- EXERCISE OBJECTIVE:
Pictures are not part of the copy; repeat everything else in the records exactly.

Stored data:

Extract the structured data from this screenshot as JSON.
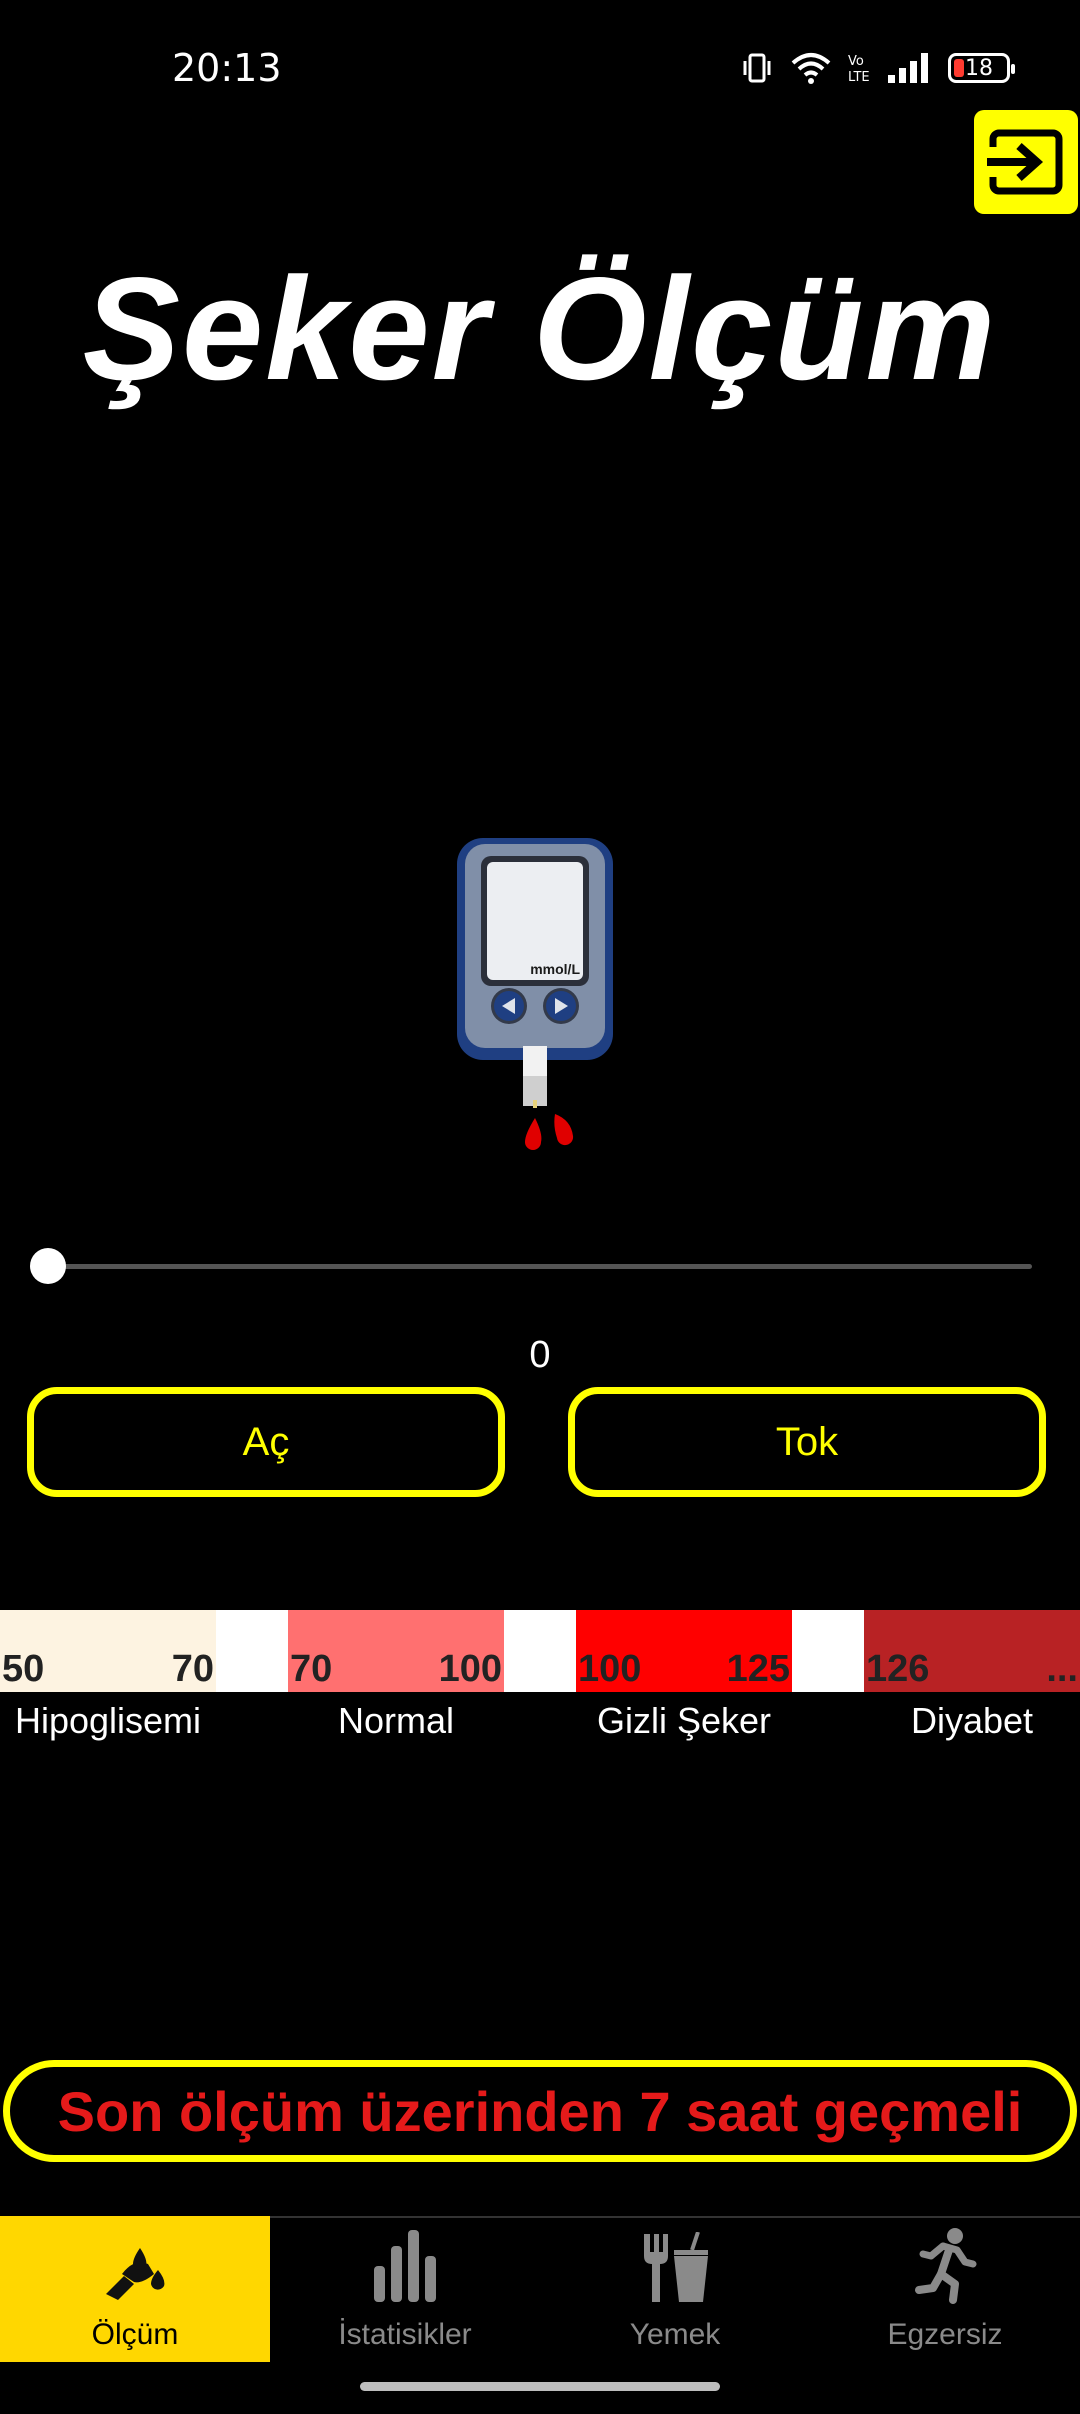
{
  "status_bar": {
    "time": "20:13",
    "battery": "18"
  },
  "page": {
    "title": "Şeker Ölçüm"
  },
  "meter": {
    "unit": "mmol/L"
  },
  "slider": {
    "value": "0",
    "level": 0
  },
  "buttons": {
    "fasting": "Aç",
    "fed": "Tok"
  },
  "ranges": [
    {
      "low": "50",
      "high": "70",
      "label": "Hipoglisemi",
      "color": "#fdf3e1"
    },
    {
      "low": "70",
      "high": "100",
      "label": "Normal",
      "color": "#ff7070"
    },
    {
      "low": "100",
      "high": "125",
      "label": "Gizli Şeker",
      "color": "#ff0000"
    },
    {
      "low": "126",
      "high": "...",
      "label": "Diyabet",
      "color": "#b82224"
    }
  ],
  "warning": "Son ölçüm üzerinden 7 saat geçmeli",
  "nav": [
    {
      "label": "Ölçüm",
      "icon": "blood-drop-hand-icon",
      "active": true
    },
    {
      "label": "İstatisikler",
      "icon": "bar-chart-icon",
      "active": false
    },
    {
      "label": "Yemek",
      "icon": "fork-cup-icon",
      "active": false
    },
    {
      "label": "Egzersiz",
      "icon": "running-person-icon",
      "active": false
    }
  ],
  "colors": {
    "accent": "#ffff00",
    "warning_text": "#e51a1a",
    "nav_active": "#ffd700"
  }
}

- EXERCISE OUTPUT:
Extract the structured data from this screenshot as JSON.
{
  "status_bar": {
    "time": "20:13",
    "battery": "18"
  },
  "page": {
    "title": "Şeker Ölçüm"
  },
  "meter": {
    "unit": "mmol/L"
  },
  "slider": {
    "value": "0",
    "level": 0
  },
  "buttons": {
    "fasting": "Aç",
    "fed": "Tok"
  },
  "ranges": [
    {
      "low": "50",
      "high": "70",
      "label": "Hipoglisemi",
      "color": "#fdf3e1"
    },
    {
      "low": "70",
      "high": "100",
      "label": "Normal",
      "color": "#ff7070"
    },
    {
      "low": "100",
      "high": "125",
      "label": "Gizli Şeker",
      "color": "#ff0000"
    },
    {
      "low": "126",
      "high": "...",
      "label": "Diyabet",
      "color": "#b82224"
    }
  ],
  "warning": "Son ölçüm üzerinden 7 saat geçmeli",
  "nav": [
    {
      "label": "Ölçüm",
      "icon": "blood-drop-hand-icon",
      "active": true
    },
    {
      "label": "İstatisikler",
      "icon": "bar-chart-icon",
      "active": false
    },
    {
      "label": "Yemek",
      "icon": "fork-cup-icon",
      "active": false
    },
    {
      "label": "Egzersiz",
      "icon": "running-person-icon",
      "active": false
    }
  ],
  "colors": {
    "accent": "#ffff00",
    "warning_text": "#e51a1a",
    "nav_active": "#ffd700"
  }
}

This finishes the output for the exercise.